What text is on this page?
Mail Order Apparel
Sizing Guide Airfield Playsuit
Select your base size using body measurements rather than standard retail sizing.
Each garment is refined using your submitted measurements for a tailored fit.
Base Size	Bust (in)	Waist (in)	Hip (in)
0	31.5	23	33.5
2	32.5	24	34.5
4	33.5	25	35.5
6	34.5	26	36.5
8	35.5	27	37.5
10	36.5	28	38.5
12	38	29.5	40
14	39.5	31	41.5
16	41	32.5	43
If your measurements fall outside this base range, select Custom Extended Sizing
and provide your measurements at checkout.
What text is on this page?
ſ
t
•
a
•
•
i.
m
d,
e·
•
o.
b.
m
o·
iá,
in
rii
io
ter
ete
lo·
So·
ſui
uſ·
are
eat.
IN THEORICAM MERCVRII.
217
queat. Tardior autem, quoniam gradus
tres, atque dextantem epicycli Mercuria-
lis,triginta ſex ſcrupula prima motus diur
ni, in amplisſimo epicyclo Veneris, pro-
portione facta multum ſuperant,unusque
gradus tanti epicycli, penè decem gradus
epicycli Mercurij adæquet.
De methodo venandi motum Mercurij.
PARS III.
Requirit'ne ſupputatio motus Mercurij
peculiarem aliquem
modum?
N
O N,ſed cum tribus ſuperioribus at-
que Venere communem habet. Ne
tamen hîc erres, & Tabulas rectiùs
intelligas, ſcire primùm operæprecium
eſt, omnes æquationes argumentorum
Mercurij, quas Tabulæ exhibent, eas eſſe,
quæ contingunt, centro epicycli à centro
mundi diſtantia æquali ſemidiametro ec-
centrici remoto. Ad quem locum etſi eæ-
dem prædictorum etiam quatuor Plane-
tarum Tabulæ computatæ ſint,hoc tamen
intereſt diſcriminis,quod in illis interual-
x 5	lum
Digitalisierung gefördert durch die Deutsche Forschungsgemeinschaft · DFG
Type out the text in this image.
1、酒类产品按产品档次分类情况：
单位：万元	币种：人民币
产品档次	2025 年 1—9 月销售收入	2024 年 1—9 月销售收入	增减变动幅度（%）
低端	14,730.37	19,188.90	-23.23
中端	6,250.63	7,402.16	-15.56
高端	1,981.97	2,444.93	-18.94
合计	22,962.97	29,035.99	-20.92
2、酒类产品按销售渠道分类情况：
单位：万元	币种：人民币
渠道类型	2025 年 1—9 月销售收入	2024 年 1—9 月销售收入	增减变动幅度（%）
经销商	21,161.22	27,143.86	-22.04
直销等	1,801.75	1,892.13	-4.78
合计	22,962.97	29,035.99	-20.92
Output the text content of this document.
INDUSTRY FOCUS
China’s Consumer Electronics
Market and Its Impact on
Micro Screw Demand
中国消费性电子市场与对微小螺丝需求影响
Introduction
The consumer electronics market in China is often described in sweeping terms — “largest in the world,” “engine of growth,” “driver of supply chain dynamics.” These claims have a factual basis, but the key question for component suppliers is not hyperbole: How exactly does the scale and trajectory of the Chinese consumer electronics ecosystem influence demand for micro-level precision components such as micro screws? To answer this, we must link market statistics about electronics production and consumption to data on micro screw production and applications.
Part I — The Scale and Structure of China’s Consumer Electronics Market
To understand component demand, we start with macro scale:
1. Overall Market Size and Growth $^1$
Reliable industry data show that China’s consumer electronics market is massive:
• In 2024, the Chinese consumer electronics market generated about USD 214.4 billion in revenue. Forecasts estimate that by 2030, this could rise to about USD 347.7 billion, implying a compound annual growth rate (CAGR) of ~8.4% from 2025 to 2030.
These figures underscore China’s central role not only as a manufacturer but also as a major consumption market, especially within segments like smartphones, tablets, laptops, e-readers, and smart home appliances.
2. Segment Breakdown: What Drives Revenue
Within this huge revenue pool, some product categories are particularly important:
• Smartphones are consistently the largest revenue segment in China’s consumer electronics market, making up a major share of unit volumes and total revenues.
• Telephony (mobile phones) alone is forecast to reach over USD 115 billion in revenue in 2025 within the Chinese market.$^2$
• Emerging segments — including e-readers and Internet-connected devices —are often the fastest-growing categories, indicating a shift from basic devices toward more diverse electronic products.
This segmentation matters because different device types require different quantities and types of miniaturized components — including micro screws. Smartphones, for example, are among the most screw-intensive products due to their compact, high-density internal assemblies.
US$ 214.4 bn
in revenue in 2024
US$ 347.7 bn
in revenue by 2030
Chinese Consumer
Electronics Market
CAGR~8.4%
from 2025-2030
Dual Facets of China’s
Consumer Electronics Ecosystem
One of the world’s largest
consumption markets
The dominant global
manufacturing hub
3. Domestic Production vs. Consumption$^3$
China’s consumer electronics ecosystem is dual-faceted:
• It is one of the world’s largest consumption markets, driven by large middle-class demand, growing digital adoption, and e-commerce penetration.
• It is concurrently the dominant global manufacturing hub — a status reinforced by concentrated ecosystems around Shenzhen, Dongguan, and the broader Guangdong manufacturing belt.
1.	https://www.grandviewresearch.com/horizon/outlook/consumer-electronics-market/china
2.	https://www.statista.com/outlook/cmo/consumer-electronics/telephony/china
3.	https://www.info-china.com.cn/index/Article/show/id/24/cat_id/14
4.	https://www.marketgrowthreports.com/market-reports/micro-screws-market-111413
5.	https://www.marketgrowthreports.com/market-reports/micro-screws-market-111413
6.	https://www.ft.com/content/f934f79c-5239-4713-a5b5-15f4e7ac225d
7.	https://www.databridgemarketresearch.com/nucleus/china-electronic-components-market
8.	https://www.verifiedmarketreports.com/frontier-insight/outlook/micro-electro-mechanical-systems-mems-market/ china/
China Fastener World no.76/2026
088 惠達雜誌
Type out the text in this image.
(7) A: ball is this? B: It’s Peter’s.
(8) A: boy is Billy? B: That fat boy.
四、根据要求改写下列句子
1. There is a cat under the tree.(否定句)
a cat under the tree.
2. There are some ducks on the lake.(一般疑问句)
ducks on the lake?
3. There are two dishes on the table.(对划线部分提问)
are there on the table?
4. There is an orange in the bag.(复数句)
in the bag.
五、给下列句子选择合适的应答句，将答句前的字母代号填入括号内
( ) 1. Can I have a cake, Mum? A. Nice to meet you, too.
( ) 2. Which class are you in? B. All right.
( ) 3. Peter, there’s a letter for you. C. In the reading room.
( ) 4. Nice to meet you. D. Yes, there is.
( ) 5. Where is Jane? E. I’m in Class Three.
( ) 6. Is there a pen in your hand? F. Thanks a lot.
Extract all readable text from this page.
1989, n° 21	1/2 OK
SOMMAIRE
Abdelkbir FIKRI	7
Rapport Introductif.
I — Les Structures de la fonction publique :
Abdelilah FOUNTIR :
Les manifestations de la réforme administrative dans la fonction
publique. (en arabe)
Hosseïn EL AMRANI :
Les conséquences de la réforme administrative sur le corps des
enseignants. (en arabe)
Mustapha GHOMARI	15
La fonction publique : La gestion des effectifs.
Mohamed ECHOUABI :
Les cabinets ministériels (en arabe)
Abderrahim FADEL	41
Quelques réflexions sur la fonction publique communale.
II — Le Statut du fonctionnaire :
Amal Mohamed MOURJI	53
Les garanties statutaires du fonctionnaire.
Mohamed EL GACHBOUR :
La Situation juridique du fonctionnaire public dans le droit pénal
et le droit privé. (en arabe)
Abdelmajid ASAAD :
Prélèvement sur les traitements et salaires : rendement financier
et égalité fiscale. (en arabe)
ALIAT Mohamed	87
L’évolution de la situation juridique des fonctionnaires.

☆ ☆ ☆

Aim:
The entries above must be returned in full, exactly as shown.

Solution for this task:
What text is on this page?
Mail Order Apparel
Sizing Guide Airfield Playsuit
Select your base size using body measurements rather than standard retail sizing.
Each garment is refined using your submitted measurements for a tailored fit.
Base Size	Bust (in)	Waist (in)	Hip (in)
0	31.5	23	33.5
2	32.5	24	34.5
4	33.5	25	35.5
6	34.5	26	36.5
8	35.5	27	37.5
10	36.5	28	38.5
12	38	29.5	40
14	39.5	31	41.5
16	41	32.5	43
If your measurements fall outside this base range, select Custom Extended Sizing
and provide your measurements at checkout.
What text is on this page?
ſ
t
•
a
•
•
i.
m
d,
e·
•
o.
b.
m
o·
iá,
in
rii
io
ter
ete
lo·
So·
ſui
uſ·
are
eat.
IN THEORICAM MERCVRII.
217
queat. Tardior autem, quoniam gradus
tres, atque dextantem epicycli Mercuria-
lis,triginta ſex ſcrupula prima motus diur
ni, in amplisſimo epicyclo Veneris, pro-
portione facta multum ſuperant,unusque
gradus tanti epicycli, penè decem gradus
epicycli Mercurij adæquet.
De methodo venandi motum Mercurij.
PARS III.
Requirit'ne ſupputatio motus Mercurij
peculiarem aliquem
modum?
N
O N,ſed cum tribus ſuperioribus at-
que Venere communem habet. Ne
tamen hîc erres, & Tabulas rectiùs
intelligas, ſcire primùm operæprecium
eſt, omnes æquationes argumentorum
Mercurij, quas Tabulæ exhibent, eas eſſe,
quæ contingunt, centro epicycli à centro
mundi diſtantia æquali ſemidiametro ec-
centrici remoto. Ad quem locum etſi eæ-
dem prædictorum etiam quatuor Plane-
tarum Tabulæ computatæ ſint,hoc tamen
intereſt diſcriminis,quod in illis interual-
x 5	lum
Digitalisierung gefördert durch die Deutsche Forschungsgemeinschaft · DFG
Type out the text in this image.
1、酒类产品按产品档次分类情况：
单位：万元	币种：人民币
产品档次	2025 年 1—9 月销售收入	2024 年 1—9 月销售收入	增减变动幅度（%）
低端	14,730.37	19,188.90	-23.23
中端	6,250.63	7,402.16	-15.56
高端	1,981.97	2,444.93	-18.94
合计	22,962.97	29,035.99	-20.92
2、酒类产品按销售渠道分类情况：
单位：万元	币种：人民币
渠道类型	2025 年 1—9 月销售收入	2024 年 1—9 月销售收入	增减变动幅度（%）
经销商	21,161.22	27,143.86	-22.04
直销等	1,801.75	1,892.13	-4.78
合计	22,962.97	29,035.99	-20.92
Output the text content of this document.
INDUSTRY FOCUS
China’s Consumer Electronics
Market and Its Impact on
Micro Screw Demand
中国消费性电子市场与对微小螺丝需求影响
Introduction
The consumer electronics market in China is often described in sweeping terms — “largest in the world,” “engine of growth,” “driver of supply chain dynamics.” These claims have a factual basis, but the key question for component suppliers is not hyperbole: How exactly does the scale and trajectory of the Chinese consumer electronics ecosystem influence demand for micro-level precision components such as micro screws? To answer this, we must link market statistics about electronics production and consumption to data on micro screw production and applications.
Part I — The Scale and Structure of China’s Consumer Electronics Market
To understand component demand, we start with macro scale:
1. Overall Market Size and Growth $^1$
Reliable industry data show that China’s consumer electronics market is massive:
• In 2024, the Chinese consumer electronics market generated about USD 214.4 billion in revenue. Forecasts estimate that by 2030, this could rise to about USD 347.7 billion, implying a compound annual growth rate (CAGR) of ~8.4% from 2025 to 2030.
These figures underscore China’s central role not only as a manufacturer but also as a major consumption market, especially within segments like smartphones, tablets, laptops, e-readers, and smart home appliances.
2. Segment Breakdown: What Drives Revenue
Within this huge revenue pool, some product categories are particularly important:
• Smartphones are consistently the largest revenue segment in China’s consumer electronics market, making up a major share of unit volumes and total revenues.
• Telephony (mobile phones) alone is forecast to reach over USD 115 billion in revenue in 2025 within the Chinese market.$^2$
• Emerging segments — including e-readers and Internet-connected devices —are often the fastest-growing categories, indicating a shift from basic devices toward more diverse electronic products.
This segmentation matters because different device types require different quantities and types of miniaturized components — including micro screws. Smartphones, for example, are among the most screw-intensive products due to their compact, high-density internal assemblies.
US$ 214.4 bn
in revenue in 2024
US$ 347.7 bn
in revenue by 2030
Chinese Consumer
Electronics Market
CAGR~8.4%
from 2025-2030
Dual Facets of China’s
Consumer Electronics Ecosystem
One of the world’s largest
consumption markets
The dominant global
manufacturing hub
3. Domestic Production vs. Consumption$^3$
China’s consumer electronics ecosystem is dual-faceted:
• It is one of the world’s largest consumption markets, driven by large middle-class demand, growing digital adoption, and e-commerce penetration.
• It is concurrently the dominant global manufacturing hub — a status reinforced by concentrated ecosystems around Shenzhen, Dongguan, and the broader Guangdong manufacturing belt.
1.	https://www.grandviewresearch.com/horizon/outlook/consumer-electronics-market/china
2.	https://www.statista.com/outlook/cmo/consumer-electronics/telephony/china
3.	https://www.info-china.com.cn/index/Article/show/id/24/cat_id/14
4.	https://www.marketgrowthreports.com/market-reports/micro-screws-market-111413
5.	https://www.marketgrowthreports.com/market-reports/micro-screws-market-111413
6.	https://www.ft.com/content/f934f79c-5239-4713-a5b5-15f4e7ac225d
7.	https://www.databridgemarketresearch.com/nucleus/china-electronic-components-market
8.	https://www.verifiedmarketreports.com/frontier-insight/outlook/micro-electro-mechanical-systems-mems-market/ china/
China Fastener World no.76/2026
088 惠達雜誌
Type out the text in this image.
(7) A: ball is this? B: It’s Peter’s.
(8) A: boy is Billy? B: That fat boy.
四、根据要求改写下列句子
1. There is a cat under the tree.(否定句)
a cat under the tree.
2. There are some ducks on the lake.(一般疑问句)
ducks on the lake?
3. There are two dishes on the table.(对划线部分提问)
are there on the table?
4. There is an orange in the bag.(复数句)
in the bag.
五、给下列句子选择合适的应答句，将答句前的字母代号填入括号内
( ) 1. Can I have a cake, Mum? A. Nice to meet you, too.
( ) 2. Which class are you in? B. All right.
( ) 3. Peter, there’s a letter for you. C. In the reading room.
( ) 4. Nice to meet you. D. Yes, there is.
( ) 5. Where is Jane? E. I’m in Class Three.
( ) 6. Is there a pen in your hand? F. Thanks a lot.
Extract all readable text from this page.
1989, n° 21	1/2 OK
SOMMAIRE
Abdelkbir FIKRI	7
Rapport Introductif.
I — Les Structures de la fonction publique :
Abdelilah FOUNTIR :
Les manifestations de la réforme administrative dans la fonction
publique. (en arabe)
Hosseïn EL AMRANI :
Les conséquences de la réforme administrative sur le corps des
enseignants. (en arabe)
Mustapha GHOMARI	15
La fonction publique : La gestion des effectifs.
Mohamed ECHOUABI :
Les cabinets ministériels (en arabe)
Abderrahim FADEL	41
Quelques réflexions sur la fonction publique communale.
II — Le Statut du fonctionnaire :
Amal Mohamed MOURJI	53
Les garanties statutaires du fonctionnaire.
Mohamed EL GACHBOUR :
La Situation juridique du fonctionnaire public dans le droit pénal
et le droit privé. (en arabe)
Abdelmajid ASAAD :
Prélèvement sur les traitements et salaires : rendement financier
et égalité fiscale. (en arabe)
ALIAT Mohamed	87
L’évolution de la situation juridique des fonctionnaires.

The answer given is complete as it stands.